### Directions for this task:
Return all of the data exactly, with nothing left out but the pictures.

>>>>>

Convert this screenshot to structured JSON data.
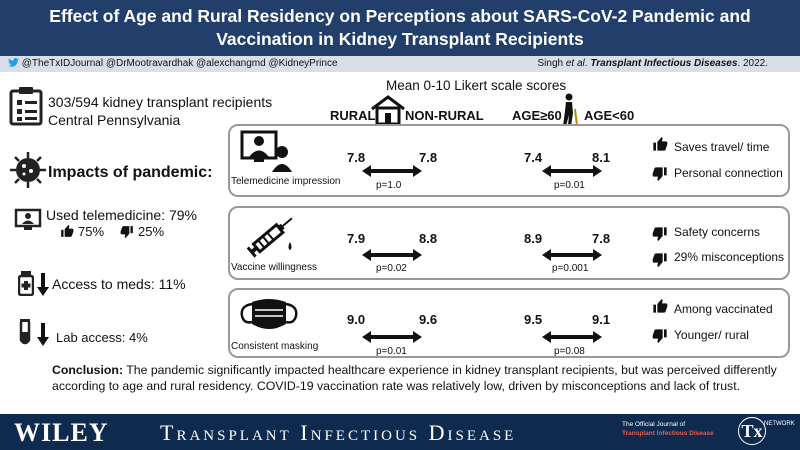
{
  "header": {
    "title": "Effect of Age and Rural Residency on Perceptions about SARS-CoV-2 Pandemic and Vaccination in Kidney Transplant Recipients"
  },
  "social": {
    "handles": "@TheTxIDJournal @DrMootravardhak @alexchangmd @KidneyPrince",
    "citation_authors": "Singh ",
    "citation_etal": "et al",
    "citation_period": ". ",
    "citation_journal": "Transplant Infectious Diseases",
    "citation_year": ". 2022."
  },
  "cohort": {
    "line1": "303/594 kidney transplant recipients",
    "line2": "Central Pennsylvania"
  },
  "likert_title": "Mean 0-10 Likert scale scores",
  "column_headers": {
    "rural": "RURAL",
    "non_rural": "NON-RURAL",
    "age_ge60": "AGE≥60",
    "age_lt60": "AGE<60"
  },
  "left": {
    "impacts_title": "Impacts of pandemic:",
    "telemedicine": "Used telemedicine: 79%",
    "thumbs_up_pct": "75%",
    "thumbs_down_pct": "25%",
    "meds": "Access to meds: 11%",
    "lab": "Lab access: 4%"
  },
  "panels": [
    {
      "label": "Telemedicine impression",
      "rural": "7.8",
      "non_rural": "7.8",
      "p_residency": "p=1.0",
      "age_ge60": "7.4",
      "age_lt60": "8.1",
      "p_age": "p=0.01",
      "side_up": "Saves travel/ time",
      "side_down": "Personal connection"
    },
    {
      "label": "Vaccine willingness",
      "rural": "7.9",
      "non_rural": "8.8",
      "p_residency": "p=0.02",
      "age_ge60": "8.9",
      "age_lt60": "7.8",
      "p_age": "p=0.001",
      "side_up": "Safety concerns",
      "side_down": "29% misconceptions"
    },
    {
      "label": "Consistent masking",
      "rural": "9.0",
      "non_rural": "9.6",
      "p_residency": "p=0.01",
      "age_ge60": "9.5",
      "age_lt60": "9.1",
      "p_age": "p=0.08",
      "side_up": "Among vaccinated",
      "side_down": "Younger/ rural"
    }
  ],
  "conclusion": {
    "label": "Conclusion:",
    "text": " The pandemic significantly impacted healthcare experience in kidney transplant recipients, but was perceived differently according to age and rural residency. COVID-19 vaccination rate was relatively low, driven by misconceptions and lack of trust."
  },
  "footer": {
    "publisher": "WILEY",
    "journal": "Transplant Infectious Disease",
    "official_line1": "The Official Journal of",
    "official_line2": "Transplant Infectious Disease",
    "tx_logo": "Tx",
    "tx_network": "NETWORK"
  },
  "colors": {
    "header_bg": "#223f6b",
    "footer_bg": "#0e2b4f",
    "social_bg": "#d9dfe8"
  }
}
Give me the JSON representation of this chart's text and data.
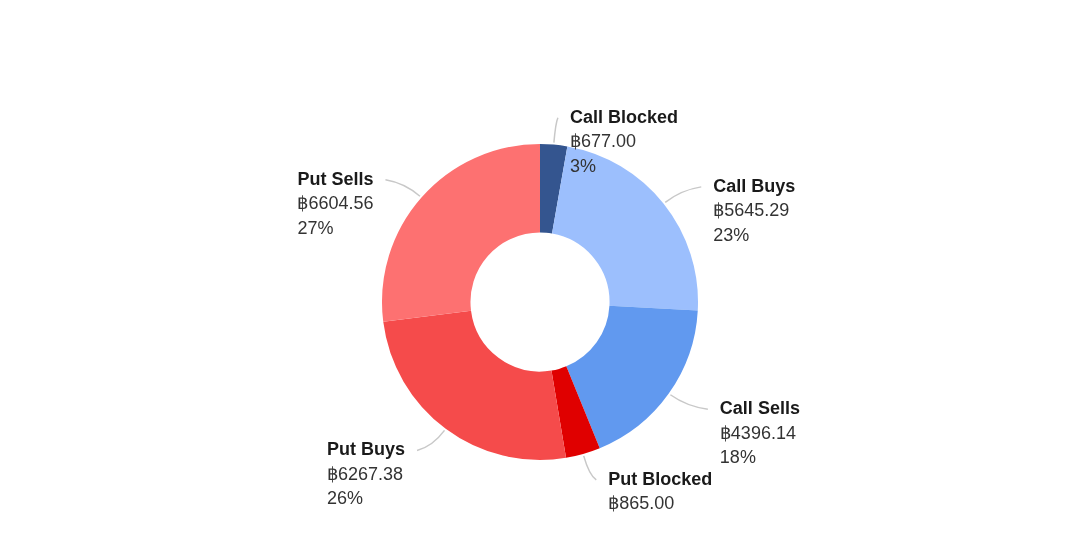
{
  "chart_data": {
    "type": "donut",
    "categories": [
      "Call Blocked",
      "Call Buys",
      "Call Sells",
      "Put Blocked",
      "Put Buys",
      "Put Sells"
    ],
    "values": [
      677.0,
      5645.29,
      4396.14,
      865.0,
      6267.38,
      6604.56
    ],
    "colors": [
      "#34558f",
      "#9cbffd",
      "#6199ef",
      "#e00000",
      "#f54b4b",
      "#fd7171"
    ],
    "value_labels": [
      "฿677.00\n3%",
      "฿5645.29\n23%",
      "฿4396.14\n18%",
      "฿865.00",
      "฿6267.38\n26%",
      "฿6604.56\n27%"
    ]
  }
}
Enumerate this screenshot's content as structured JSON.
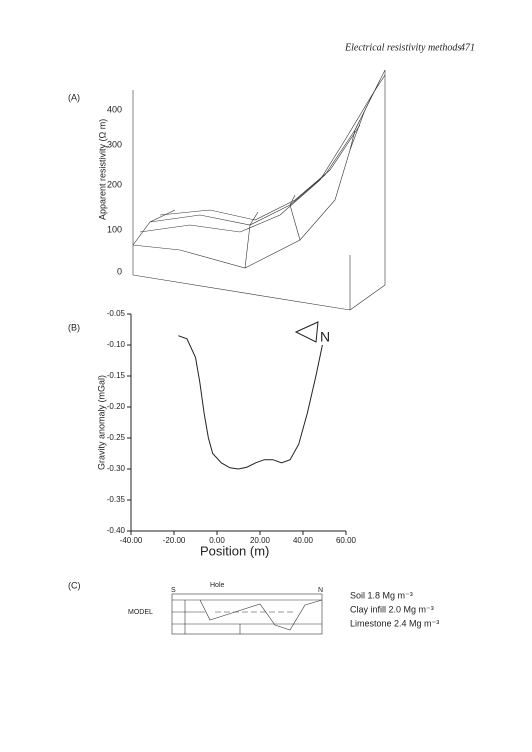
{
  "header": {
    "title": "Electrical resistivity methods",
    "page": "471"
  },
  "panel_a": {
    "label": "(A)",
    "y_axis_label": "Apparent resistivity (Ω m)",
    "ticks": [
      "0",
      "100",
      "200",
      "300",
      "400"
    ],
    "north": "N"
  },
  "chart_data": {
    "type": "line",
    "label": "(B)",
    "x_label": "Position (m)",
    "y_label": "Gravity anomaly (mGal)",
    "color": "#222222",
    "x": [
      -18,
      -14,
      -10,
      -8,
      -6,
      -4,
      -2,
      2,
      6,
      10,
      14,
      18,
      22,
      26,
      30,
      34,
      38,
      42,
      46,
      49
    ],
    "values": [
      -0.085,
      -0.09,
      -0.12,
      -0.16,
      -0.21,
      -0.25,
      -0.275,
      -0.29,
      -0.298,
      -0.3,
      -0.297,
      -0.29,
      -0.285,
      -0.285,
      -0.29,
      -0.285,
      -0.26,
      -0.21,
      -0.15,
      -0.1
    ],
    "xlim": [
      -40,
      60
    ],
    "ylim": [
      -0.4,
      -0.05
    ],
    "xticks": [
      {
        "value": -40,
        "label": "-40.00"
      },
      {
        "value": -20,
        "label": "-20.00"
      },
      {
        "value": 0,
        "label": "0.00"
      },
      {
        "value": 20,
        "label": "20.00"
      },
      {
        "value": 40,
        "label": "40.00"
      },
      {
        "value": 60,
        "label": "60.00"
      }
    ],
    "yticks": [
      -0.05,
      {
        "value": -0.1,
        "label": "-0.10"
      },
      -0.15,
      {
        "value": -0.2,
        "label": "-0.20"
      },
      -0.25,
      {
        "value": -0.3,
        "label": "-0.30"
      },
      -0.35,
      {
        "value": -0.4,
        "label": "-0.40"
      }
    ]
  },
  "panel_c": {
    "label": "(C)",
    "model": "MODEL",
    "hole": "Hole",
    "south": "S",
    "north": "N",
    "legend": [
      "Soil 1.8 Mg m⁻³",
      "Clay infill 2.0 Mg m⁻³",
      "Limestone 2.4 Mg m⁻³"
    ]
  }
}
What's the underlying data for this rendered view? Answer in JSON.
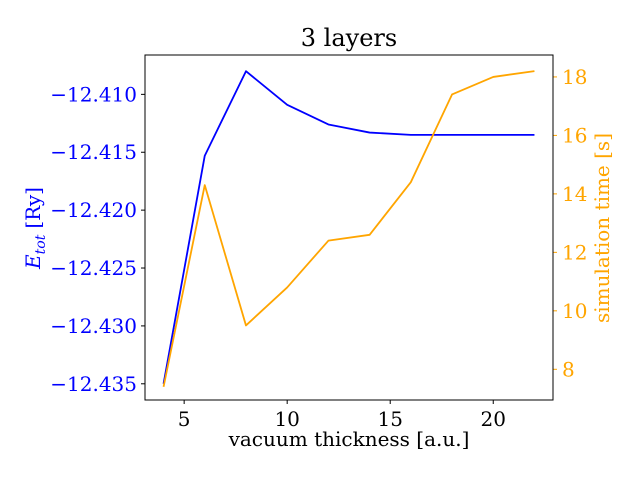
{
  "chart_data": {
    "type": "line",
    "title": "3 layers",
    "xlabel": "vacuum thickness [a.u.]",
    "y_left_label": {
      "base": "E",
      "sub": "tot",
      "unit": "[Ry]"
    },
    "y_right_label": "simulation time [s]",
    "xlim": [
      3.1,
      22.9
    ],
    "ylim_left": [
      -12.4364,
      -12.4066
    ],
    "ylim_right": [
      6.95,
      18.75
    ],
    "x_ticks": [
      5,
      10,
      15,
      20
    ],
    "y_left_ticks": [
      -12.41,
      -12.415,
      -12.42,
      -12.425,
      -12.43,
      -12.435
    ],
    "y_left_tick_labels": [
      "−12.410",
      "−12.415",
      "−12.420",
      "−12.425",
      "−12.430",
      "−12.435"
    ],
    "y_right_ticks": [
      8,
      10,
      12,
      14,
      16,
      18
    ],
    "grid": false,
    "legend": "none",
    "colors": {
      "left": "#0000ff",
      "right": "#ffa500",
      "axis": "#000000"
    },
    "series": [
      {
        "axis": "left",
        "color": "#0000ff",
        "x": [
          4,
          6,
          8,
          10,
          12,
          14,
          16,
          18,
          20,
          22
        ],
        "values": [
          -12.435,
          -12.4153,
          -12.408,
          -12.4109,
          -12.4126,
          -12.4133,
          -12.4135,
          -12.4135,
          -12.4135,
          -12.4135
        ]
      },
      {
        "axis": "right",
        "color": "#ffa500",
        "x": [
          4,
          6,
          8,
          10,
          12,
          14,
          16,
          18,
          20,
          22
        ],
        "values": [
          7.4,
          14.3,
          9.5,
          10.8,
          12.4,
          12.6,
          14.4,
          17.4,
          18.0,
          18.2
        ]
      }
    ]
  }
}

<<<<<

### Solution:
Convert this screenshot to structured JSON data.
{
  "header": {
    "title": "Effect of Age and Rural Residency on Perceptions about SARS-CoV-2 Pandemic and Vaccination in Kidney Transplant Recipients"
  },
  "social": {
    "handles": "@TheTxIDJournal @DrMootravardhak @alexchangmd @KidneyPrince",
    "citation_authors": "Singh ",
    "citation_etal": "et al",
    "citation_period": ". ",
    "citation_journal": "Transplant Infectious Diseases",
    "citation_year": ". 2022."
  },
  "cohort": {
    "line1": "303/594 kidney transplant recipients",
    "line2": "Central Pennsylvania"
  },
  "likert_title": "Mean 0-10 Likert scale scores",
  "column_headers": {
    "rural": "RURAL",
    "non_rural": "NON-RURAL",
    "age_ge60": "AGE≥60",
    "age_lt60": "AGE<60"
  },
  "left": {
    "impacts_title": "Impacts of pandemic:",
    "telemedicine": "Used telemedicine: 79%",
    "thumbs_up_pct": "75%",
    "thumbs_down_pct": "25%",
    "meds": "Access to meds: 11%",
    "lab": "Lab access: 4%"
  },
  "panels": [
    {
      "label": "Telemedicine impression",
      "rural": "7.8",
      "non_rural": "7.8",
      "p_residency": "p=1.0",
      "age_ge60": "7.4",
      "age_lt60": "8.1",
      "p_age": "p=0.01",
      "side_up": "Saves travel/ time",
      "side_down": "Personal connection"
    },
    {
      "label": "Vaccine willingness",
      "rural": "7.9",
      "non_rural": "8.8",
      "p_residency": "p=0.02",
      "age_ge60": "8.9",
      "age_lt60": "7.8",
      "p_age": "p=0.001",
      "side_up": "Safety concerns",
      "side_down": "29% misconceptions"
    },
    {
      "label": "Consistent masking",
      "rural": "9.0",
      "non_rural": "9.6",
      "p_residency": "p=0.01",
      "age_ge60": "9.5",
      "age_lt60": "9.1",
      "p_age": "p=0.08",
      "side_up": "Among vaccinated",
      "side_down": "Younger/ rural"
    }
  ],
  "conclusion": {
    "label": "Conclusion:",
    "text": " The pandemic significantly impacted healthcare experience in kidney transplant recipients, but was perceived differently according to age and rural residency. COVID-19 vaccination rate was relatively low, driven by misconceptions and lack of trust."
  },
  "footer": {
    "publisher": "WILEY",
    "journal": "Transplant Infectious Disease",
    "official_line1": "The Official Journal of",
    "official_line2": "Transplant Infectious Disease",
    "tx_logo": "Tx",
    "tx_network": "NETWORK"
  },
  "colors": {
    "header_bg": "#223f6b",
    "footer_bg": "#0e2b4f",
    "social_bg": "#d9dfe8"
  }
}
Give me the JSON representation of this chart's text and data.
{
  "chart_data": {
    "type": "donut",
    "categories": [
      "Call Blocked",
      "Call Buys",
      "Call Sells",
      "Put Blocked",
      "Put Buys",
      "Put Sells"
    ],
    "values": [
      677.0,
      5645.29,
      4396.14,
      865.0,
      6267.38,
      6604.56
    ],
    "colors": [
      "#34558f",
      "#9cbffd",
      "#6199ef",
      "#e00000",
      "#f54b4b",
      "#fd7171"
    ],
    "value_labels": [
      "฿677.00\n3%",
      "฿5645.29\n23%",
      "฿4396.14\n18%",
      "฿865.00",
      "฿6267.38\n26%",
      "฿6604.56\n27%"
    ]
  }
}
Enumerate this screenshot's content as structured JSON.
{
  "header": {
    "title": "Electrical resistivity methods",
    "page": "471"
  },
  "panel_a": {
    "label": "(A)",
    "y_axis_label": "Apparent resistivity (Ω m)",
    "ticks": [
      "0",
      "100",
      "200",
      "300",
      "400"
    ],
    "north": "N"
  },
  "chart_data": {
    "type": "line",
    "label": "(B)",
    "x_label": "Position (m)",
    "y_label": "Gravity anomaly (mGal)",
    "color": "#222222",
    "x": [
      -18,
      -14,
      -10,
      -8,
      -6,
      -4,
      -2,
      2,
      6,
      10,
      14,
      18,
      22,
      26,
      30,
      34,
      38,
      42,
      46,
      49
    ],
    "values": [
      -0.085,
      -0.09,
      -0.12,
      -0.16,
      -0.21,
      -0.25,
      -0.275,
      -0.29,
      -0.298,
      -0.3,
      -0.297,
      -0.29,
      -0.285,
      -0.285,
      -0.29,
      -0.285,
      -0.26,
      -0.21,
      -0.15,
      -0.1
    ],
    "xlim": [
      -40,
      60
    ],
    "ylim": [
      -0.4,
      -0.05
    ],
    "xticks": [
      {
        "value": -40,
        "label": "-40.00"
      },
      {
        "value": -20,
        "label": "-20.00"
      },
      {
        "value": 0,
        "label": "0.00"
      },
      {
        "value": 20,
        "label": "20.00"
      },
      {
        "value": 40,
        "label": "40.00"
      },
      {
        "value": 60,
        "label": "60.00"
      }
    ],
    "yticks": [
      -0.05,
      {
        "value": -0.1,
        "label": "-0.10"
      },
      -0.15,
      {
        "value": -0.2,
        "label": "-0.20"
      },
      -0.25,
      {
        "value": -0.3,
        "label": "-0.30"
      },
      -0.35,
      {
        "value": -0.4,
        "label": "-0.40"
      }
    ]
  },
  "panel_c": {
    "label": "(C)",
    "model": "MODEL",
    "hole": "Hole",
    "south": "S",
    "north": "N",
    "legend": [
      "Soil 1.8 Mg m⁻³",
      "Clay infill 2.0 Mg m⁻³",
      "Limestone 2.4 Mg m⁻³"
    ]
  }
}
What's the underlying data for this rendered view? Answer in JSON.
{
  "chart_data": {
    "type": "line",
    "title": "3 layers",
    "xlabel": "vacuum thickness [a.u.]",
    "y_left_label": {
      "base": "E",
      "sub": "tot",
      "unit": "[Ry]"
    },
    "y_right_label": "simulation time [s]",
    "xlim": [
      3.1,
      22.9
    ],
    "ylim_left": [
      -12.4364,
      -12.4066
    ],
    "ylim_right": [
      6.95,
      18.75
    ],
    "x_ticks": [
      5,
      10,
      15,
      20
    ],
    "y_left_ticks": [
      -12.41,
      -12.415,
      -12.42,
      -12.425,
      -12.43,
      -12.435
    ],
    "y_left_tick_labels": [
      "−12.410",
      "−12.415",
      "−12.420",
      "−12.425",
      "−12.430",
      "−12.435"
    ],
    "y_right_ticks": [
      8,
      10,
      12,
      14,
      16,
      18
    ],
    "grid": false,
    "legend": "none",
    "colors": {
      "left": "#0000ff",
      "right": "#ffa500",
      "axis": "#000000"
    },
    "series": [
      {
        "axis": "left",
        "color": "#0000ff",
        "x": [
          4,
          6,
          8,
          10,
          12,
          14,
          16,
          18,
          20,
          22
        ],
        "values": [
          -12.435,
          -12.4153,
          -12.408,
          -12.4109,
          -12.4126,
          -12.4133,
          -12.4135,
          -12.4135,
          -12.4135,
          -12.4135
        ]
      },
      {
        "axis": "right",
        "color": "#ffa500",
        "x": [
          4,
          6,
          8,
          10,
          12,
          14,
          16,
          18,
          20,
          22
        ],
        "values": [
          7.4,
          14.3,
          9.5,
          10.8,
          12.4,
          12.6,
          14.4,
          17.4,
          18.0,
          18.2
        ]
      }
    ]
  }
}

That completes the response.